-- Selected excerpt --
-=-=-=-=-

Abstract

Population growth and higher living standards have resulted in ever-increasing demand for water. For the present study natural recharge was computed from a water balance model and daily water level fluctuations were measured to study the increase in water level due to artificial recharge. Numerical models were developed using MODFLOW to analyze the feasibility of different artificial recharge arrangements such as check dam and percolation pond with percolation wells individually and in combination and evaluate the effectiveness of the structures in recharging the aquifer. The maximum increase in water level was found to be 3.46 m, 2.54 m and 4.7 m respectively for the check dam, percolation pond with three percolation wells and combined structure arrangement after 2 years of artificial recharge. The zone of influence was obtained as 400 m, 600 m and 500 m respectively for the check dam, percolation pond and combined structure system. Water level fluctuations also proved the same. Water level increase obtained from the natural recharge study was only of the order of 0.2 m. Artificial recharge is found to be very effective for sustainable development of water resources and the percolation pond was found to be the most appropriate structure for groundwater recharge for the study area.

-=-=-=-=-

-- Your tasks --
1. Answer these from the abstract on artificial groundwater recharge, one line each:
(a) What software was used to build the numerical models?
(b) What maximum water level increase was found for the combined structure arrangement after 2 years?
(c) What zone of influence was obtained for the percolation pond?
2. Summarize the abstract on artificial groundwater recharge in two sentences.
3. Extend the abstract on artificial groundwater recharge, picking up after its final sentence.

-=-=-=-=-

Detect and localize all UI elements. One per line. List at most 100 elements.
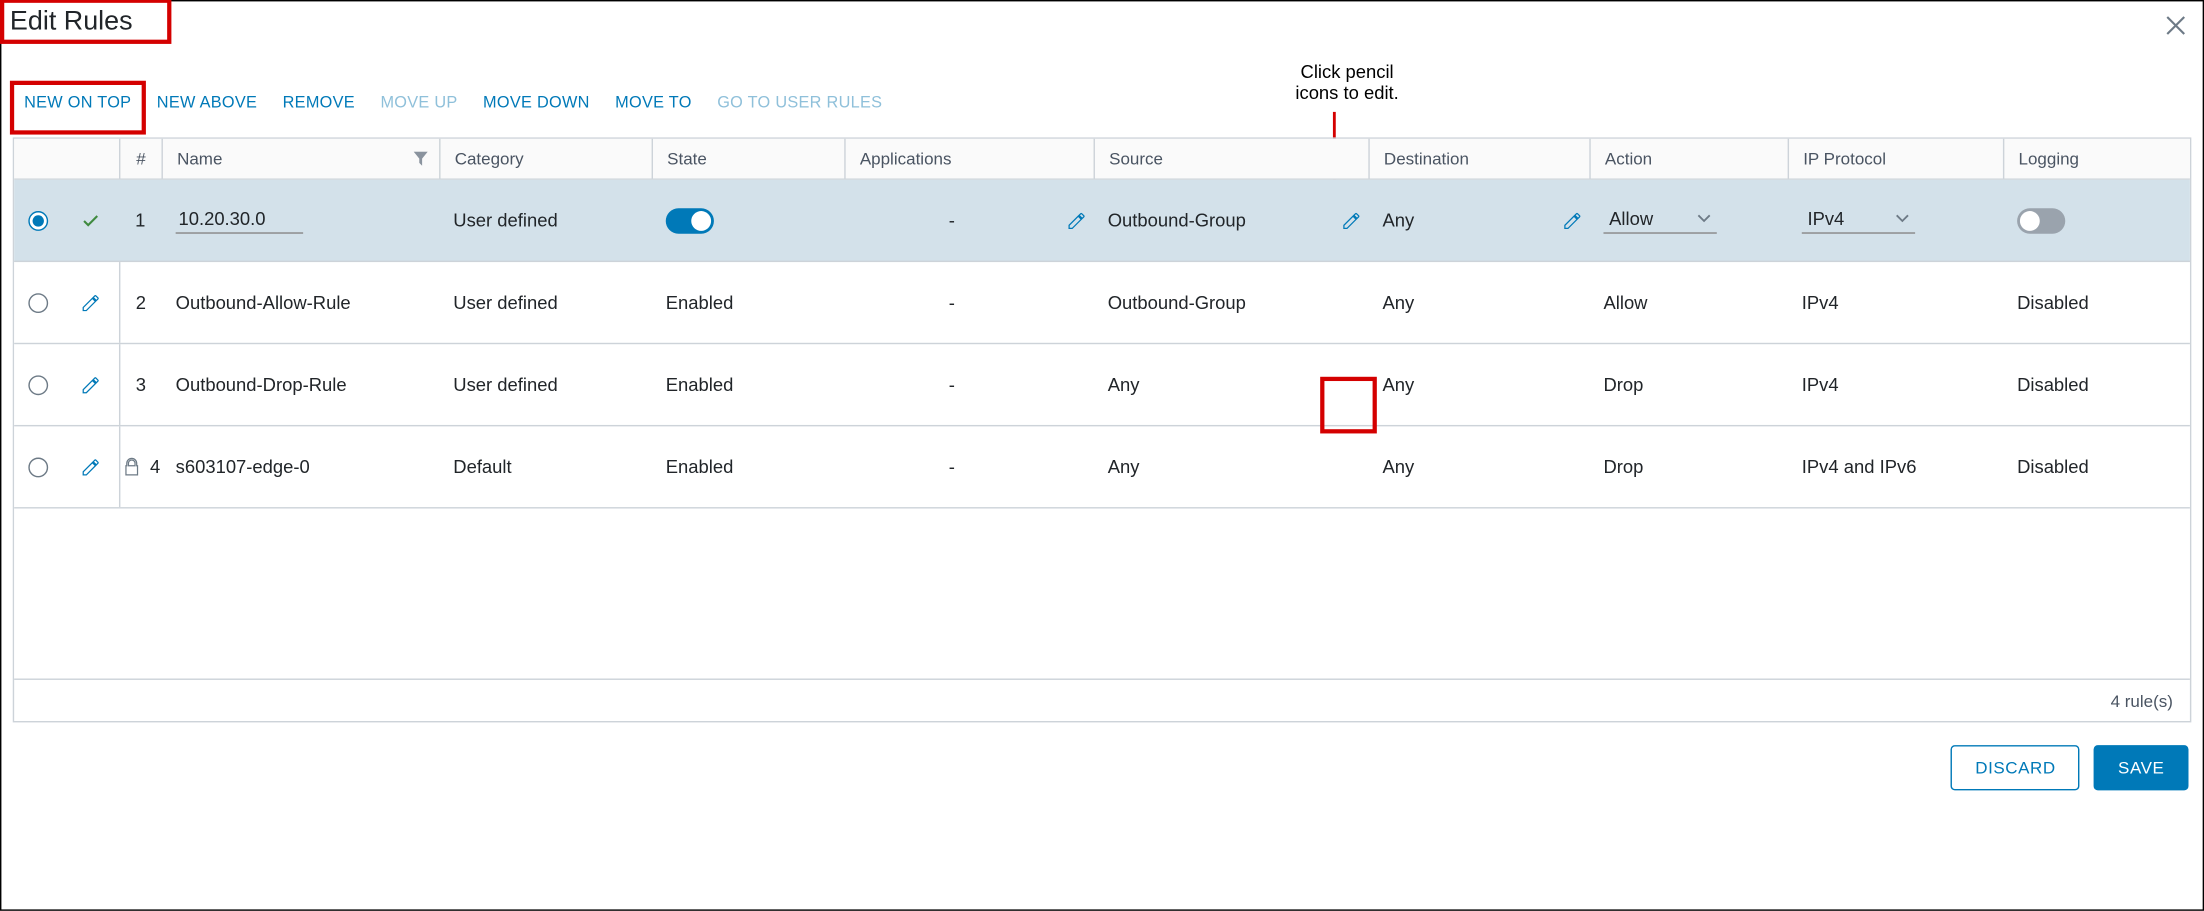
dialog-title: Edit Rules [1,7,144,44]
applications-cell: - [844,180,1059,261]
pencil-icon [81,457,101,477]
title-bar: Edit Rules [1,1,2202,43]
col-state[interactable]: State [652,139,845,179]
destination-cell: Any [1368,344,1555,425]
col-destination[interactable]: Destination [1368,139,1555,179]
col-source[interactable]: Source [1094,139,1335,179]
pencil-icon [1067,210,1087,230]
destination-cell: Any [1368,426,1555,507]
new-on-top-button[interactable]: NEW ON TOP [24,95,131,112]
state-cell: Enabled [652,426,845,507]
table-row[interactable]: 4s603107-edge-0DefaultEnabled-AnyAnyDrop… [14,426,2190,508]
radio-icon [28,375,48,395]
move-to-button[interactable]: MOVE TO [615,95,692,112]
action-pencil-spacer [1555,426,1589,507]
edit-destination-button[interactable] [1334,180,1368,261]
col-logging[interactable]: Logging [2003,139,2190,179]
pencil-icon [81,293,101,313]
destination-pencil-spacer [1334,262,1368,343]
category-cell: User defined [439,344,651,425]
rules-table: # Name Category State Applications Sourc… [13,137,2192,722]
action-cell: Drop [1589,344,1787,425]
discard-button[interactable]: DISCARD [1951,745,2080,790]
row-select[interactable] [14,262,62,343]
action-cell: Allow [1589,262,1787,343]
table-row[interactable]: 2Outbound-Allow-RuleUser definedEnabled-… [14,262,2190,344]
source-cell: Any [1094,426,1335,507]
logging-cell: Disabled [2003,262,2190,343]
close-icon [2166,16,2186,36]
row-number-value: 2 [136,292,146,313]
col-action-pencil [1555,139,1589,179]
edit-source-button[interactable] [1060,180,1094,261]
row-number-value: 3 [136,374,146,395]
dialog-footer: DISCARD SAVE [1,722,2202,804]
chevron-down-icon [1895,211,1909,225]
source-cell: Outbound-Group [1094,262,1335,343]
source-pencil-spacer [1060,262,1094,343]
new-above-button[interactable]: NEW ABOVE [157,95,257,112]
name-input[interactable]: 10.20.30.0 [176,208,303,233]
table-header: # Name Category State Applications Sourc… [14,139,2190,180]
name-cell[interactable]: 10.20.30.0 [161,180,439,261]
ip-protocol-select[interactable]: IPv4 [1802,208,1915,233]
rule-count: 4 rule(s) [2111,691,2173,711]
col-applications[interactable]: Applications [844,139,1059,179]
col-number[interactable]: # [119,139,161,179]
table-row[interactable]: 110.20.30.0User defined-Outbound-GroupAn… [14,180,2190,262]
filter-icon[interactable] [414,152,428,166]
logging-cell: Disabled [2003,426,2190,507]
source-cell: Outbound-Group [1094,180,1335,261]
name-cell: s603107-edge-0 [161,426,439,507]
ip-protocol-cell: IPv4 [1788,344,2003,425]
col-action[interactable]: Action [1589,139,1787,179]
edit-row-button[interactable] [62,262,119,343]
action-value: Allow [1609,208,1653,229]
name-cell: Outbound-Drop-Rule [161,344,439,425]
col-name[interactable]: Name [161,139,439,179]
pencil-icon [1562,210,1582,230]
row-select[interactable] [14,180,62,261]
col-status [62,139,119,179]
action-cell[interactable]: Allow [1589,180,1787,261]
row-number: 1 [119,180,161,261]
col-name-label: Name [177,149,222,169]
name-cell: Outbound-Allow-Rule [161,262,439,343]
row-select[interactable] [14,344,62,425]
edit-row-button[interactable] [62,426,119,507]
edit-action-button[interactable] [1555,180,1589,261]
col-ip-protocol[interactable]: IP Protocol [1788,139,2003,179]
edit-row-button[interactable] [62,344,119,425]
remove-button[interactable]: REMOVE [283,95,355,112]
ip-protocol-cell: IPv4 and IPv6 [1788,426,2003,507]
table-row[interactable]: 3Outbound-Drop-RuleUser definedEnabled-A… [14,344,2190,426]
state-toggle[interactable] [666,208,714,233]
radio-icon [28,293,48,313]
action-pencil-spacer [1555,262,1589,343]
close-button[interactable] [2149,7,2203,44]
source-pencil-spacer [1060,344,1094,425]
edit-rules-dialog: Edit Rules NEW ON TOP NEW ABOVE REMOVE M… [0,0,2204,911]
col-dest-pencil [1334,139,1368,179]
row-number: 3 [119,344,161,425]
table-body: 110.20.30.0User defined-Outbound-GroupAn… [14,180,2190,679]
destination-pencil-spacer [1334,344,1368,425]
save-button[interactable]: SAVE [2094,745,2189,790]
source-cell: Any [1094,344,1335,425]
state-cell[interactable] [652,180,845,261]
pencil-icon [1341,210,1361,230]
table-footer: 4 rule(s) [14,679,2190,721]
col-src-pencil [1060,139,1094,179]
col-select [14,139,62,179]
move-down-button[interactable]: MOVE DOWN [483,95,590,112]
logging-cell[interactable] [2003,180,2190,261]
row-select[interactable] [14,426,62,507]
col-category[interactable]: Category [439,139,651,179]
logging-toggle[interactable] [2017,208,2065,233]
go-to-user-rules-button: GO TO USER RULES [717,95,882,112]
row-status [62,180,119,261]
category-cell: User defined [439,180,651,261]
check-icon [81,210,101,230]
ip-protocol-cell[interactable]: IPv4 [1788,180,2003,261]
action-select[interactable]: Allow [1603,208,1716,233]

-=-=-=-=-

-- Task results --
1.
(a) MODFLOW
(b) 4.7 m
(c) 600 m

2. Using a water balance model, daily water level measurements and MODFLOW numerical models, the study evaluated a check dam, a percolation pond with percolation wells and a combination of the two for recharging the aquifer. After 2 years, artificial recharge raised water levels by up to 3.46 m, 2.54 m and 4.7 m respectively, far more than the roughly 0.2 m from natural recharge, and the percolation pond was judged the most appropriate structure for the study area.

3.
INTRODUCTION

Urbanization, industrialization and agriculture needs continue to compete, environmental requirements will be stressed and groundwater quality is declining. Artificial groundwater recharge is essential for sustainable development of water resources for countries where large variations exist in rainfall distribution. Changing precipitation patterns together with increased evapotranspiration linked to increased temperatures can affect groundwater recharge rates. Maintaining groundwater levels would minimize carbon footprint and maximize agrarian resilience to hydro-climatic change as groundwater can act as a buffer source during the vagaries of climate. A depleted aquifer means higher emission of greenhouse gases for pumping groundwater from deeper layers during periods of drought. Groundwater resources are over-exploited in 45% of Tamil Nadu's area and demarcated as black areas.

Artificial recharge is defined as the process of replenishing the aquifer by augmenting the natural infiltration process through various methods designed depending on the topographic, lithologic, and soil conditions. Artificial recharge is expected to become increasingly necessary in the future as urbanization is taking place at a faster pace and the growing population requires more water, which can be provided by storing water in times of surplus in the underground reservoir. Recharge systems can be used to clean water of poor quality, as soil acts as a natural filter. Recharge is also a good option to control sea water ingress in coastal areas (Singh 2014; Lal & Datta 2018).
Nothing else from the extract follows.